===== Given information =====

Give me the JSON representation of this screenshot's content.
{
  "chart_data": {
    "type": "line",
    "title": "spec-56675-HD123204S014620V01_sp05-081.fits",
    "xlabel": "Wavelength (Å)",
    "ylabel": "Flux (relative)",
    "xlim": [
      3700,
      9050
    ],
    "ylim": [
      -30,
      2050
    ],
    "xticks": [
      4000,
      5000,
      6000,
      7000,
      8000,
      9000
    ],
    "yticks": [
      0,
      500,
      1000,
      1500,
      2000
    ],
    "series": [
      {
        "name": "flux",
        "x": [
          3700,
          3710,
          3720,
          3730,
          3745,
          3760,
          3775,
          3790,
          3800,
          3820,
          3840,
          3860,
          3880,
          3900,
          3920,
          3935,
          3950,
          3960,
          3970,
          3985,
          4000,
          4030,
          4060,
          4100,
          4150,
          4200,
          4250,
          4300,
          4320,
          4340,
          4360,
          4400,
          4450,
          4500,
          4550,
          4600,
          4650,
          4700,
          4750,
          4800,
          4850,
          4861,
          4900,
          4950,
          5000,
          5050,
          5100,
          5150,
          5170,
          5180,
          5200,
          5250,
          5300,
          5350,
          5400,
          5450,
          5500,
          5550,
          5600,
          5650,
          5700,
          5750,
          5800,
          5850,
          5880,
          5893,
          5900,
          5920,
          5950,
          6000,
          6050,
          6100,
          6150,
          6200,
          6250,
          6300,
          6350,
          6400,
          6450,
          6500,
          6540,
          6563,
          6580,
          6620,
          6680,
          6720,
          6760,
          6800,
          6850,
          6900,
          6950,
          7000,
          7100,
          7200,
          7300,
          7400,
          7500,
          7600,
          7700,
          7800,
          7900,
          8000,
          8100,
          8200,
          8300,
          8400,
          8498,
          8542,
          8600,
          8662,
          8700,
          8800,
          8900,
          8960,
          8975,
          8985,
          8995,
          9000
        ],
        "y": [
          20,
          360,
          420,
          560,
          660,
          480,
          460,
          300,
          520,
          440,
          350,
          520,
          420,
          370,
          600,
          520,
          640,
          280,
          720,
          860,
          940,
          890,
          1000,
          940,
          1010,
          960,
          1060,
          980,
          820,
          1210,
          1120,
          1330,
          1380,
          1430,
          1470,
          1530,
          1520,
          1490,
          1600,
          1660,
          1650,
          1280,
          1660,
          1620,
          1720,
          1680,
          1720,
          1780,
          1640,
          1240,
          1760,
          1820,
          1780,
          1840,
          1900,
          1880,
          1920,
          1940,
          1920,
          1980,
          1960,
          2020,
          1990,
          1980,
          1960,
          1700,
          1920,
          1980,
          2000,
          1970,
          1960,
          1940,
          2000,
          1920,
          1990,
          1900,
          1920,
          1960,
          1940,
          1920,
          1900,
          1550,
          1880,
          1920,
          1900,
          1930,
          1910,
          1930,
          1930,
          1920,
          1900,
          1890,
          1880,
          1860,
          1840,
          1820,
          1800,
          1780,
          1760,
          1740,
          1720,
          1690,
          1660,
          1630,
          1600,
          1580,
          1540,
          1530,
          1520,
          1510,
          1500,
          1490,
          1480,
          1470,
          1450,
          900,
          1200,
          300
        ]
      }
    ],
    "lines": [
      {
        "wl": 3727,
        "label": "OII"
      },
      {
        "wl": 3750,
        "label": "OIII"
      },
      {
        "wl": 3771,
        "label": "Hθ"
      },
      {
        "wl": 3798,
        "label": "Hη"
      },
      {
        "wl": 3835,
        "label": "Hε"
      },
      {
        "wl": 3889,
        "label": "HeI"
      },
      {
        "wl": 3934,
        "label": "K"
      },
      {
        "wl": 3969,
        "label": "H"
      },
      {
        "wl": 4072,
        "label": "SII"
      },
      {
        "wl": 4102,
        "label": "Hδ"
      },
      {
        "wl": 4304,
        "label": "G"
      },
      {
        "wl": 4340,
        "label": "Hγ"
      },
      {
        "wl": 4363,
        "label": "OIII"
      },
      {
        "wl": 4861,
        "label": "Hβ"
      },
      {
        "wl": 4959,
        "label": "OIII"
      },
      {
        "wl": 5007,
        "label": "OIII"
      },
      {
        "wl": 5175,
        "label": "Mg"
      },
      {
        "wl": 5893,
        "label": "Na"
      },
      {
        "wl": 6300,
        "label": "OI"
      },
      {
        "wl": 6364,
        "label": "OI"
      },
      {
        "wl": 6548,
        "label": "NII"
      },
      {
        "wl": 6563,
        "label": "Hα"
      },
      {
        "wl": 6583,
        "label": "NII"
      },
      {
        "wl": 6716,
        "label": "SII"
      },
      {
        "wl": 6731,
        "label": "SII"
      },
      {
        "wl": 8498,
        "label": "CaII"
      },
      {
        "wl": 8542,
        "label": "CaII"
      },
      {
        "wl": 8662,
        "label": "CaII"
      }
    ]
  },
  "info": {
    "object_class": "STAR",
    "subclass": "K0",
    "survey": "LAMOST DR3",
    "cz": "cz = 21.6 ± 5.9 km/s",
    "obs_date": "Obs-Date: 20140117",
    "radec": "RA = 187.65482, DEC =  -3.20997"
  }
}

=====

## Short exercise
Each of the records should be retyped exactly.

## Correct result
Give me the JSON representation of this screenshot's content.
{
  "chart_data": {
    "type": "line",
    "title": "spec-56675-HD123204S014620V01_sp05-081.fits",
    "xlabel": "Wavelength (Å)",
    "ylabel": "Flux (relative)",
    "xlim": [
      3700,
      9050
    ],
    "ylim": [
      -30,
      2050
    ],
    "xticks": [
      4000,
      5000,
      6000,
      7000,
      8000,
      9000
    ],
    "yticks": [
      0,
      500,
      1000,
      1500,
      2000
    ],
    "series": [
      {
        "name": "flux",
        "x": [
          3700,
          3710,
          3720,
          3730,
          3745,
          3760,
          3775,
          3790,
          3800,
          3820,
          3840,
          3860,
          3880,
          3900,
          3920,
          3935,
          3950,
          3960,
          3970,
          3985,
          4000,
          4030,
          4060,
          4100,
          4150,
          4200,
          4250,
          4300,
          4320,
          4340,
          4360,
          4400,
          4450,
          4500,
          4550,
          4600,
          4650,
          4700,
          4750,
          4800,
          4850,
          4861,
          4900,
          4950,
          5000,
          5050,
          5100,
          5150,
          5170,
          5180,
          5200,
          5250,
          5300,
          5350,
          5400,
          5450,
          5500,
          5550,
          5600,
          5650,
          5700,
          5750,
          5800,
          5850,
          5880,
          5893,
          5900,
          5920,
          5950,
          6000,
          6050,
          6100,
          6150,
          6200,
          6250,
          6300,
          6350,
          6400,
          6450,
          6500,
          6540,
          6563,
          6580,
          6620,
          6680,
          6720,
          6760,
          6800,
          6850,
          6900,
          6950,
          7000,
          7100,
          7200,
          7300,
          7400,
          7500,
          7600,
          7700,
          7800,
          7900,
          8000,
          8100,
          8200,
          8300,
          8400,
          8498,
          8542,
          8600,
          8662,
          8700,
          8800,
          8900,
          8960,
          8975,
          8985,
          8995,
          9000
        ],
        "y": [
          20,
          360,
          420,
          560,
          660,
          480,
          460,
          300,
          520,
          440,
          350,
          520,
          420,
          370,
          600,
          520,
          640,
          280,
          720,
          860,
          940,
          890,
          1000,
          940,
          1010,
          960,
          1060,
          980,
          820,
          1210,
          1120,
          1330,
          1380,
          1430,
          1470,
          1530,
          1520,
          1490,
          1600,
          1660,
          1650,
          1280,
          1660,
          1620,
          1720,
          1680,
          1720,
          1780,
          1640,
          1240,
          1760,
          1820,
          1780,
          1840,
          1900,
          1880,
          1920,
          1940,
          1920,
          1980,
          1960,
          2020,
          1990,
          1980,
          1960,
          1700,
          1920,
          1980,
          2000,
          1970,
          1960,
          1940,
          2000,
          1920,
          1990,
          1900,
          1920,
          1960,
          1940,
          1920,
          1900,
          1550,
          1880,
          1920,
          1900,
          1930,
          1910,
          1930,
          1930,
          1920,
          1900,
          1890,
          1880,
          1860,
          1840,
          1820,
          1800,
          1780,
          1760,
          1740,
          1720,
          1690,
          1660,
          1630,
          1600,
          1580,
          1540,
          1530,
          1520,
          1510,
          1500,
          1490,
          1480,
          1470,
          1450,
          900,
          1200,
          300
        ]
      }
    ],
    "lines": [
      {
        "wl": 3727,
        "label": "OII"
      },
      {
        "wl": 3750,
        "label": "OIII"
      },
      {
        "wl": 3771,
        "label": "Hθ"
      },
      {
        "wl": 3798,
        "label": "Hη"
      },
      {
        "wl": 3835,
        "label": "Hε"
      },
      {
        "wl": 3889,
        "label": "HeI"
      },
      {
        "wl": 3934,
        "label": "K"
      },
      {
        "wl": 3969,
        "label": "H"
      },
      {
        "wl": 4072,
        "label": "SII"
      },
      {
        "wl": 4102,
        "label": "Hδ"
      },
      {
        "wl": 4304,
        "label": "G"
      },
      {
        "wl": 4340,
        "label": "Hγ"
      },
      {
        "wl": 4363,
        "label": "OIII"
      },
      {
        "wl": 4861,
        "label": "Hβ"
      },
      {
        "wl": 4959,
        "label": "OIII"
      },
      {
        "wl": 5007,
        "label": "OIII"
      },
      {
        "wl": 5175,
        "label": "Mg"
      },
      {
        "wl": 5893,
        "label": "Na"
      },
      {
        "wl": 6300,
        "label": "OI"
      },
      {
        "wl": 6364,
        "label": "OI"
      },
      {
        "wl": 6548,
        "label": "NII"
      },
      {
        "wl": 6563,
        "label": "Hα"
      },
      {
        "wl": 6583,
        "label": "NII"
      },
      {
        "wl": 6716,
        "label": "SII"
      },
      {
        "wl": 6731,
        "label": "SII"
      },
      {
        "wl": 8498,
        "label": "CaII"
      },
      {
        "wl": 8542,
        "label": "CaII"
      },
      {
        "wl": 8662,
        "label": "CaII"
      }
    ]
  },
  "info": {
    "object_class": "STAR",
    "subclass": "K0",
    "survey": "LAMOST DR3",
    "cz": "cz = 21.6 ± 5.9 km/s",
    "obs_date": "Obs-Date: 20140117",
    "radec": "RA = 187.65482, DEC =  -3.20997"
  }
}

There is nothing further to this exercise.